## Records shown
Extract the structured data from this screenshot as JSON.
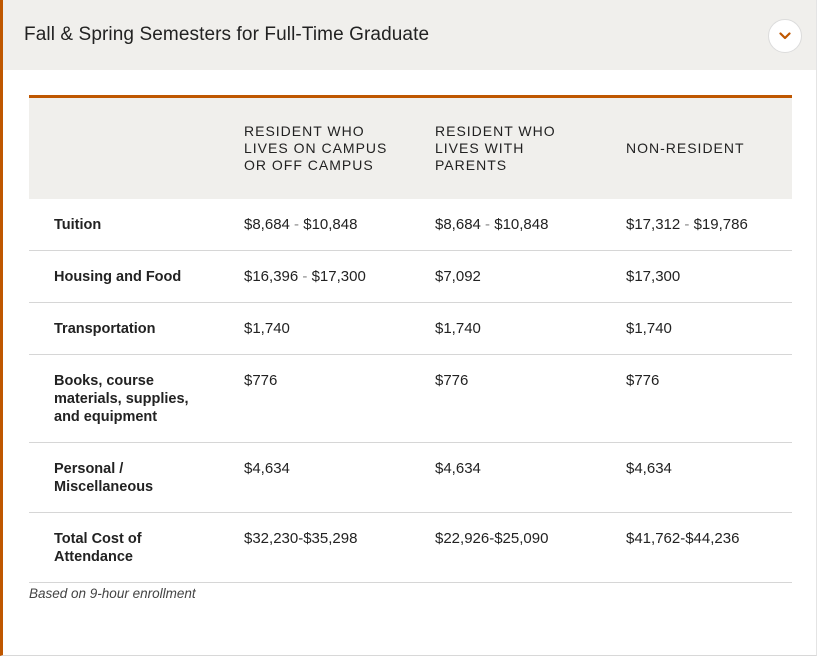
{
  "accordion": {
    "title": "Fall & Spring Semesters for Full-Time Graduate",
    "toggle_icon": "chevron-down-icon",
    "accent_color": "#bf5700"
  },
  "table": {
    "headers": [
      "",
      "RESIDENT WHO LIVES ON CAMPUS OR OFF CAMPUS",
      "RESIDENT WHO LIVES WITH PARENTS",
      "NON-RESIDENT"
    ],
    "rows": [
      {
        "label": "Tuition",
        "c1": [
          "$8,684",
          "$10,848"
        ],
        "c2": [
          "$8,684",
          "$10,848"
        ],
        "c3": [
          "$17,312",
          "$19,786"
        ]
      },
      {
        "label": "Housing and Food",
        "c1": [
          "$16,396",
          "$17,300"
        ],
        "c2": [
          "$7,092"
        ],
        "c3": [
          "$17,300"
        ]
      },
      {
        "label": "Transportation",
        "c1": [
          "$1,740"
        ],
        "c2": [
          "$1,740"
        ],
        "c3": [
          "$1,740"
        ]
      },
      {
        "label": "Books, course materials, supplies, and equipment",
        "c1": [
          "$776"
        ],
        "c2": [
          "$776"
        ],
        "c3": [
          "$776"
        ]
      },
      {
        "label": "Personal / Miscellaneous",
        "c1": [
          "$4,634"
        ],
        "c2": [
          "$4,634"
        ],
        "c3": [
          "$4,634"
        ]
      },
      {
        "label": "Total Cost of Attendance",
        "c1": [
          "$32,230-$35,298"
        ],
        "c2": [
          "$22,926-$25,090"
        ],
        "c3": [
          "$41,762-$44,236"
        ]
      }
    ]
  },
  "footnote": "Based on 9-hour enrollment"
}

## Given request
Where does the word "label" appear? Return each line that holds it.

## Output for this task
        "label": "Tuition",
        "label": "Housing and Food",
        "label": "Transportation",
        "label": "Books, course materials, supplies, and equipment",
        "label": "Personal / Miscellaneous",
        "label": "Total Cost of Attendance",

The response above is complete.